**** Section du document
"Elle aimait les jolies histoires, ma mère. Je lui en ai raconté beaucoup"

On devrait tous écrire un livre sur sa mère (j'ai commencé à la raconter dès l'école, dans mes dissertations d'écolière, et pourtant, même aujourd'hui, j'ai l'impression de pas encore avoir fait le tour de la question).


De là à réussir le tour de force de Romain Kacew/Gary...
Le style fluide, qui ne donne jamais l'air de forcer. Dessous, de très jolis moment de poésie, des métaphores qu'il faut savoir débusquer au détour d'une phrase, et qui vous arrêtent net ("je vois la vie comme une grande course de relais où chacun de nous avant de tomber, doit porter plus loin le défi d'être un homme").
********
**** Extrait d'origine
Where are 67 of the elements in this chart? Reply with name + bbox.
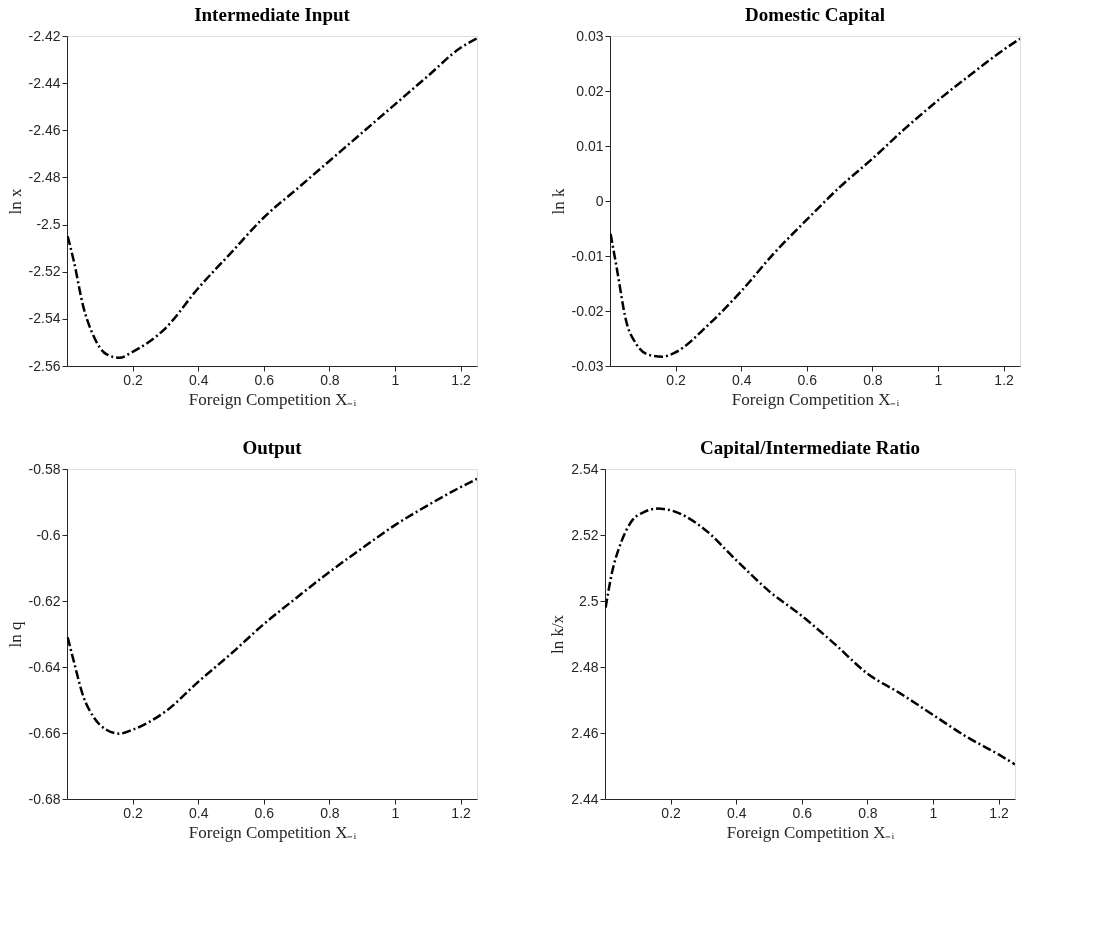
********
*Travail à faire*
1/ Restituez, s'il vous plaît, le passage de la section du document qui va de « On devrait tous » à « de la question). ».
2/ D'après la section du document, pourquoi faut-il savoir débusquer les métaphores ? Répondez en une à trois phrases.
Le matériel qui précède est sans lien avec la section du document.

*Résultats de l'exercice*
1/
On devrait tous écrire un livre sur sa mère (j'ai commencé à la raconter dès l'école, dans mes dissertations d'écolière, et pourtant, même aujourd'hui, j'ai l'impression de pas encore avoir fait le tour de la question).

2/ Elles ne sont pas en surface. Elles se trouvent dessous, sous un style fluide qui ne donne jamais l'air de forcer, et elles apparaissent au détour d'une phrase.